--- Aim of the exercise ---
Quote all entries exactly, leaving pictures aside.

— start Supplied data —

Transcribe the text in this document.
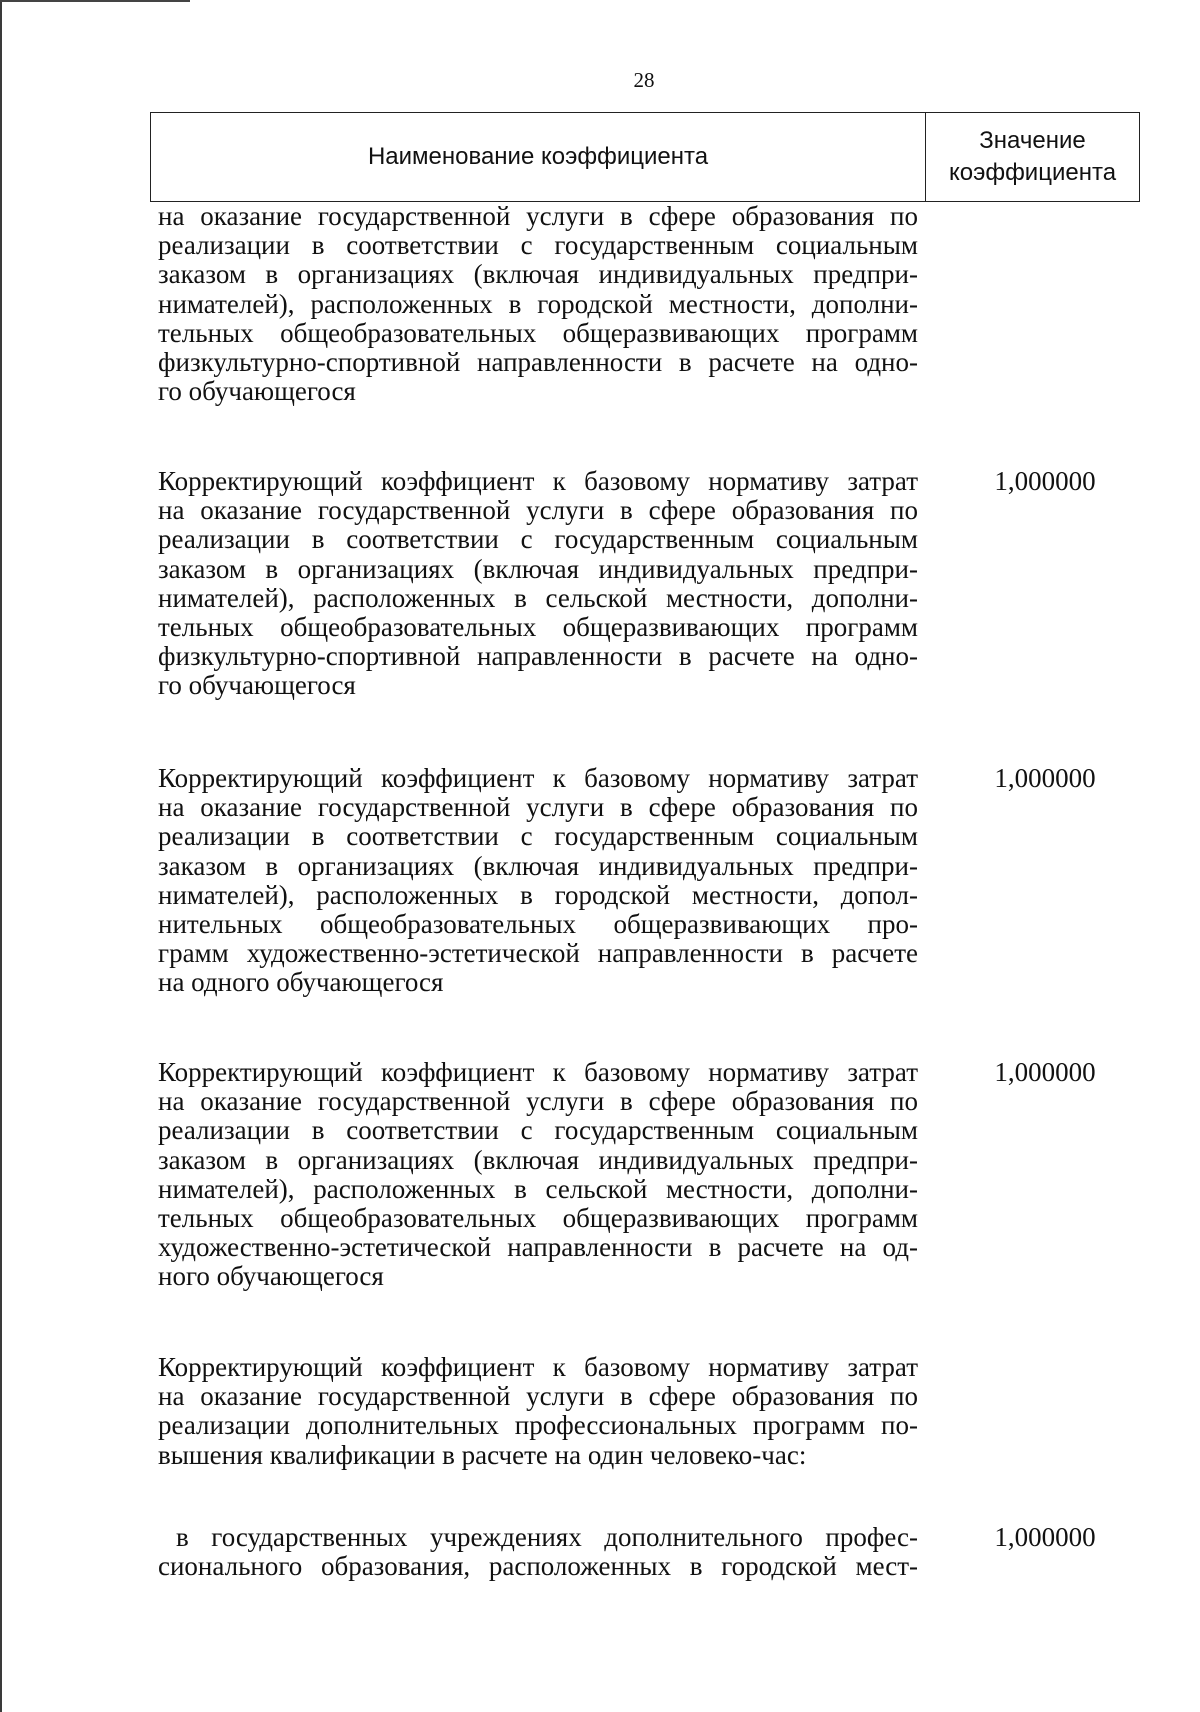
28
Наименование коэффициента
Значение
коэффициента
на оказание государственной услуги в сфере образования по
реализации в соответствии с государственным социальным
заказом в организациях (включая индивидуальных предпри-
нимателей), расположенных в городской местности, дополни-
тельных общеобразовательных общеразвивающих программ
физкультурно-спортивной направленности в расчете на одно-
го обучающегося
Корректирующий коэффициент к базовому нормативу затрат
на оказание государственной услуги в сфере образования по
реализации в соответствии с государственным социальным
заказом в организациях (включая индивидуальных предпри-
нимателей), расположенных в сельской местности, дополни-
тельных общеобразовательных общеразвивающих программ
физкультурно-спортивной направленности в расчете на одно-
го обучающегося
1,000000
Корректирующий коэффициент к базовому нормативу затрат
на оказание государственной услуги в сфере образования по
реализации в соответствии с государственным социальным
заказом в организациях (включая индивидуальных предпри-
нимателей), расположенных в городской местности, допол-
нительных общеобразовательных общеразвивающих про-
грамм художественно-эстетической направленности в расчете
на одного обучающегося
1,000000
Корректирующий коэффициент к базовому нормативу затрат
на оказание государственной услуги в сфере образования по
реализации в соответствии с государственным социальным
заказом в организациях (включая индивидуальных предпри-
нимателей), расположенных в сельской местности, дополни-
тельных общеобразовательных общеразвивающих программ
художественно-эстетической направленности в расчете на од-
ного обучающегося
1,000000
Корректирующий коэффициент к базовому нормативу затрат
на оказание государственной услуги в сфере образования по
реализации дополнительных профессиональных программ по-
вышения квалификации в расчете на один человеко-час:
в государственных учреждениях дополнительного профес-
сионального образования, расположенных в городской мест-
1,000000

— end Supplied data —

--- Complete response ---
Transcribe the text in this document.
28
Наименование коэффициента
Значение
коэффициента
на оказание государственной услуги в сфере образования по
реализации в соответствии с государственным социальным
заказом в организациях (включая индивидуальных предпри-
нимателей), расположенных в городской местности, дополни-
тельных общеобразовательных общеразвивающих программ
физкультурно-спортивной направленности в расчете на одно-
го обучающегося
Корректирующий коэффициент к базовому нормативу затрат
на оказание государственной услуги в сфере образования по
реализации в соответствии с государственным социальным
заказом в организациях (включая индивидуальных предпри-
нимателей), расположенных в сельской местности, дополни-
тельных общеобразовательных общеразвивающих программ
физкультурно-спортивной направленности в расчете на одно-
го обучающегося
1,000000
Корректирующий коэффициент к базовому нормативу затрат
на оказание государственной услуги в сфере образования по
реализации в соответствии с государственным социальным
заказом в организациях (включая индивидуальных предпри-
нимателей), расположенных в городской местности, допол-
нительных общеобразовательных общеразвивающих про-
грамм художественно-эстетической направленности в расчете
на одного обучающегося
1,000000
Корректирующий коэффициент к базовому нормативу затрат
на оказание государственной услуги в сфере образования по
реализации в соответствии с государственным социальным
заказом в организациях (включая индивидуальных предпри-
нимателей), расположенных в сельской местности, дополни-
тельных общеобразовательных общеразвивающих программ
художественно-эстетической направленности в расчете на од-
ного обучающегося
1,000000
Корректирующий коэффициент к базовому нормативу затрат
на оказание государственной услуги в сфере образования по
реализации дополнительных профессиональных программ по-
вышения квалификации в расчете на один человеко-час:
в государственных учреждениях дополнительного профес-
сионального образования, расположенных в городской мест-
1,000000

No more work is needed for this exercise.